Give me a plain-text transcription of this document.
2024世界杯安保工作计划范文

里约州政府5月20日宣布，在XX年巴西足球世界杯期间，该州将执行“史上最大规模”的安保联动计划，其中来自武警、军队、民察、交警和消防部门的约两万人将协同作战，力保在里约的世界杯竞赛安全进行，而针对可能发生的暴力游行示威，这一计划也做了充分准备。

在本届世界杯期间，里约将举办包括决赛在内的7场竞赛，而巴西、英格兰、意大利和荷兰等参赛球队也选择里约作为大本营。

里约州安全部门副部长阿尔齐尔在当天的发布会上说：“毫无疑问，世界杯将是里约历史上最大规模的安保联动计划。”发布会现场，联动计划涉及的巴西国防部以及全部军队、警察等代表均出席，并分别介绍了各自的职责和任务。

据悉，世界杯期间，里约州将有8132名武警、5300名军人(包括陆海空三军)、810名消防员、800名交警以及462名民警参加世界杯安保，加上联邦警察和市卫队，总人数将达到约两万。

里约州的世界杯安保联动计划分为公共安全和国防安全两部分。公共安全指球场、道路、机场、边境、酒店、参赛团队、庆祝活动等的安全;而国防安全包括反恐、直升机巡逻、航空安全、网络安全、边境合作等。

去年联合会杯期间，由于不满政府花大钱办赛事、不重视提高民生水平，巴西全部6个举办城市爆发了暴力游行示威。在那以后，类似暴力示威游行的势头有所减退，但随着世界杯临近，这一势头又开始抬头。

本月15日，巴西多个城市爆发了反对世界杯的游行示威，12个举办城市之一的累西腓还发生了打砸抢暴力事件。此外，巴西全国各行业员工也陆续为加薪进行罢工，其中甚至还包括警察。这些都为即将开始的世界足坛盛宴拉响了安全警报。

● ● ● ●

-- Task to carry out --
Extract the listing in its entirety and repeat it exactly.

-- Full answer --
Give me a plain-text transcription of this document.
2024世界杯安保工作计划范文

里约州政府5月20日宣布，在XX年巴西足球世界杯期间，该州将执行“史上最大规模”的安保联动计划，其中来自武警、军队、民察、交警和消防部门的约两万人将协同作战，力保在里约的世界杯竞赛安全进行，而针对可能发生的暴力游行示威，这一计划也做了充分准备。

在本届世界杯期间，里约将举办包括决赛在内的7场竞赛，而巴西、英格兰、意大利和荷兰等参赛球队也选择里约作为大本营。

里约州安全部门副部长阿尔齐尔在当天的发布会上说：“毫无疑问，世界杯将是里约历史上最大规模的安保联动计划。”发布会现场，联动计划涉及的巴西国防部以及全部军队、警察等代表均出席，并分别介绍了各自的职责和任务。

据悉，世界杯期间，里约州将有8132名武警、5300名军人(包括陆海空三军)、810名消防员、800名交警以及462名民警参加世界杯安保，加上联邦警察和市卫队，总人数将达到约两万。

里约州的世界杯安保联动计划分为公共安全和国防安全两部分。公共安全指球场、道路、机场、边境、酒店、参赛团队、庆祝活动等的安全;而国防安全包括反恐、直升机巡逻、航空安全、网络安全、边境合作等。

去年联合会杯期间，由于不满政府花大钱办赛事、不重视提高民生水平，巴西全部6个举办城市爆发了暴力游行示威。在那以后，类似暴力示威游行的势头有所减退，但随着世界杯临近，这一势头又开始抬头。

本月15日，巴西多个城市爆发了反对世界杯的游行示威，12个举办城市之一的累西腓还发生了打砸抢暴力事件。此外，巴西全国各行业员工也陆续为加薪进行罢工，其中甚至还包括警察。这些都为即将开始的世界足坛盛宴拉响了安全警报。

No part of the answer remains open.